▶ [Stored entries]
-- BEGIN --

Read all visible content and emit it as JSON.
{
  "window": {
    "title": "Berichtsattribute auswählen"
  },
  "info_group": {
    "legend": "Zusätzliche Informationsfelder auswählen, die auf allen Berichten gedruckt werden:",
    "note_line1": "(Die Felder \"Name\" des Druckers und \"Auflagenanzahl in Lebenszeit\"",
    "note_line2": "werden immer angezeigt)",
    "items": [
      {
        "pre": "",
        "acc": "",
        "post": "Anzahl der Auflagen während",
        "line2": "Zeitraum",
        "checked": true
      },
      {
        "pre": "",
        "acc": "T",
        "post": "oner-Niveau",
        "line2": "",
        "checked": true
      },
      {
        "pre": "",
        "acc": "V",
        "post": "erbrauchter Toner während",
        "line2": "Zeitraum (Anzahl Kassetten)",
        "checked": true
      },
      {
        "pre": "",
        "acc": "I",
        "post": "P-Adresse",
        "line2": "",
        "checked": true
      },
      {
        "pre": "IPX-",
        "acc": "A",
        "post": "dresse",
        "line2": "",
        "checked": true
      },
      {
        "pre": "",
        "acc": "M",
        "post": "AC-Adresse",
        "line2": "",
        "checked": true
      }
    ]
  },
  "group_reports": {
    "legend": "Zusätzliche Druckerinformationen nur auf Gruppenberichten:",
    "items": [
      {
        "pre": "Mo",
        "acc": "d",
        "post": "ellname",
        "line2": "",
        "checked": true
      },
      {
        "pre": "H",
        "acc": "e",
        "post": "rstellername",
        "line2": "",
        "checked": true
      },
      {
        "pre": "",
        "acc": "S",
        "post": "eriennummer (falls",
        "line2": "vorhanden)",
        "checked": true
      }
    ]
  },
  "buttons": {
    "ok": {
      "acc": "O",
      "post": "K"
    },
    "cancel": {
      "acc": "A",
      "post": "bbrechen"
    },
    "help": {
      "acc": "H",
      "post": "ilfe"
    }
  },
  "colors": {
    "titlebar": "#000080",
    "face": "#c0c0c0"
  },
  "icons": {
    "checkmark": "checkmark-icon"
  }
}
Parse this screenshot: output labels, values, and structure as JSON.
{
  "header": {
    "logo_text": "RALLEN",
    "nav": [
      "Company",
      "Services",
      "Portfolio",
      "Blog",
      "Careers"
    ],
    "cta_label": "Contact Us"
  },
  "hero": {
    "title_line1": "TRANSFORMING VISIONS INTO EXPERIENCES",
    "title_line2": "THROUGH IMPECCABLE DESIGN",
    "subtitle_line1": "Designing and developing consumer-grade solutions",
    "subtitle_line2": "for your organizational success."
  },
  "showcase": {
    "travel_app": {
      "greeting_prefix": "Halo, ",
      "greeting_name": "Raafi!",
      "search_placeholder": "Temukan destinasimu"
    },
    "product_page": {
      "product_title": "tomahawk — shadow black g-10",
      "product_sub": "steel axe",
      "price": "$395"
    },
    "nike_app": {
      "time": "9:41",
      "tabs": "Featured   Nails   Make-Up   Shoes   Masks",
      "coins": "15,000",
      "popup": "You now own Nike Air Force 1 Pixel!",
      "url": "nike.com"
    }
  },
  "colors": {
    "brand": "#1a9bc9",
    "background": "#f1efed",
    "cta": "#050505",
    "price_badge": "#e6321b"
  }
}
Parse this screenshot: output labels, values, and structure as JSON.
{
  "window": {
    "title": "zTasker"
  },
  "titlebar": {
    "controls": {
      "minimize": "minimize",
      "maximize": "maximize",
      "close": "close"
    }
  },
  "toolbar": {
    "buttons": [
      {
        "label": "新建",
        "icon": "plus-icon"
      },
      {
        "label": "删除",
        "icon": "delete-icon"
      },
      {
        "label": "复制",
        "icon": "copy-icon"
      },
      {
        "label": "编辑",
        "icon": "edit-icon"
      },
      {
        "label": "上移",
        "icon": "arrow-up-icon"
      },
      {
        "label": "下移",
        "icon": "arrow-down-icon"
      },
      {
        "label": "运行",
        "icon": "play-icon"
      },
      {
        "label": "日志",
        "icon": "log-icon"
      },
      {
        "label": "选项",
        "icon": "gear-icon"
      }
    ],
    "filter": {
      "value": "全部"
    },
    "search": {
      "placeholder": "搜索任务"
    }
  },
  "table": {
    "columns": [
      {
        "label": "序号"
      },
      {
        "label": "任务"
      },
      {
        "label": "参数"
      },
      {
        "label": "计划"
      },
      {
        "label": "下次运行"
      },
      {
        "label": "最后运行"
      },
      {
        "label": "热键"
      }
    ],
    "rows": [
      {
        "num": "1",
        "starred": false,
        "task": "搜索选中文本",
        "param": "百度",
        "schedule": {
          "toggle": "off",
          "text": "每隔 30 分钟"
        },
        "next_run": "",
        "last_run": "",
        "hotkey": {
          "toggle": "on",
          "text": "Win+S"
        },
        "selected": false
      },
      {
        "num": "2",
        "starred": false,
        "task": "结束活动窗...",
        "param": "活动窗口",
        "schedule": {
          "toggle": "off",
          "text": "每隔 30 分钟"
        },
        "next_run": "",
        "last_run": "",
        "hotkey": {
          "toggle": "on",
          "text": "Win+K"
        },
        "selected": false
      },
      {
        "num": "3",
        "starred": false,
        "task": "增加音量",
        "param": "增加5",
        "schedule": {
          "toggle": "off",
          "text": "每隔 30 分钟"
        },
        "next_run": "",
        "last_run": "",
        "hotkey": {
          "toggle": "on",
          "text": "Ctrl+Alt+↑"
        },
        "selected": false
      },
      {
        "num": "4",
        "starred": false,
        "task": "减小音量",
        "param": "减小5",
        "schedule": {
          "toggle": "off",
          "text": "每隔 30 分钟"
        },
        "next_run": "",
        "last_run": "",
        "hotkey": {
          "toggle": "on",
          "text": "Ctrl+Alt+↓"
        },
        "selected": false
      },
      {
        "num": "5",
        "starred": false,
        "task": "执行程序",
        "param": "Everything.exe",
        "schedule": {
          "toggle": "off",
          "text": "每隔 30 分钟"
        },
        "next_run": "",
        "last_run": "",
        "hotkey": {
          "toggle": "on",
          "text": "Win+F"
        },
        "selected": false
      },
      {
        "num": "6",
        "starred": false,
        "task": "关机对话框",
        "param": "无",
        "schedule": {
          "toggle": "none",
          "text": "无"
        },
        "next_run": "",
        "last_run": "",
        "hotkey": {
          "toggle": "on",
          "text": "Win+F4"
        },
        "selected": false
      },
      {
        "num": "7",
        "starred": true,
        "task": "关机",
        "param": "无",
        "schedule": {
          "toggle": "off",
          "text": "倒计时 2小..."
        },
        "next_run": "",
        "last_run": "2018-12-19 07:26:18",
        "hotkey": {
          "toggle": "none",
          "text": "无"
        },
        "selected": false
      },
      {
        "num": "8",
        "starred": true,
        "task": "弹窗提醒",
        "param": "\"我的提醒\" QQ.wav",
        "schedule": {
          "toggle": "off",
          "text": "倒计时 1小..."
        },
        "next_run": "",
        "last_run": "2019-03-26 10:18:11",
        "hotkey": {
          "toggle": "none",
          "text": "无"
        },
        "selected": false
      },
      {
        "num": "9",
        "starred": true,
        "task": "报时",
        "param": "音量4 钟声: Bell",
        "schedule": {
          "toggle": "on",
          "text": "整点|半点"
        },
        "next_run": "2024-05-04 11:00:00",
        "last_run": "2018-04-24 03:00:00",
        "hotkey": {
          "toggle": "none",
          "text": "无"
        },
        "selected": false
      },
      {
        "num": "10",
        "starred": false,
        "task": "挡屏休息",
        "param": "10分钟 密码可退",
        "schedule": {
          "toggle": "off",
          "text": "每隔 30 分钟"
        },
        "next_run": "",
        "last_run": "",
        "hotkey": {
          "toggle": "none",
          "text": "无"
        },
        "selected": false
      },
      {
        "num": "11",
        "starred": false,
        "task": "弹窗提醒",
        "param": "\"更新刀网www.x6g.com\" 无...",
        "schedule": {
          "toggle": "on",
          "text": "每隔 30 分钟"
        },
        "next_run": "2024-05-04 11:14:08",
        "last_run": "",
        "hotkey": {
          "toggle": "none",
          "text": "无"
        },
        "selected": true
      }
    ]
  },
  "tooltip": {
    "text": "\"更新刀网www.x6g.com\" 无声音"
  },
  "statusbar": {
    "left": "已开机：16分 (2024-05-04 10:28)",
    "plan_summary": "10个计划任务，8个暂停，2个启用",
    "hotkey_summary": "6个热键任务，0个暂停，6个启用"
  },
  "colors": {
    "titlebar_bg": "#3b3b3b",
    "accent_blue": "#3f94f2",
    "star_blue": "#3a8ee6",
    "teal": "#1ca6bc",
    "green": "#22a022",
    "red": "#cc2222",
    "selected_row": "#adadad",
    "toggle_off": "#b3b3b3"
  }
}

-- END --

▶ [What is required]
Copy each line of the entries that includes the word "更新刀网www".

▶ [Solution to this exercise]
        "param": "\"更新刀网www.x6g.com\" 无...",
    "text": "\"更新刀网www.x6g.com\" 无声音"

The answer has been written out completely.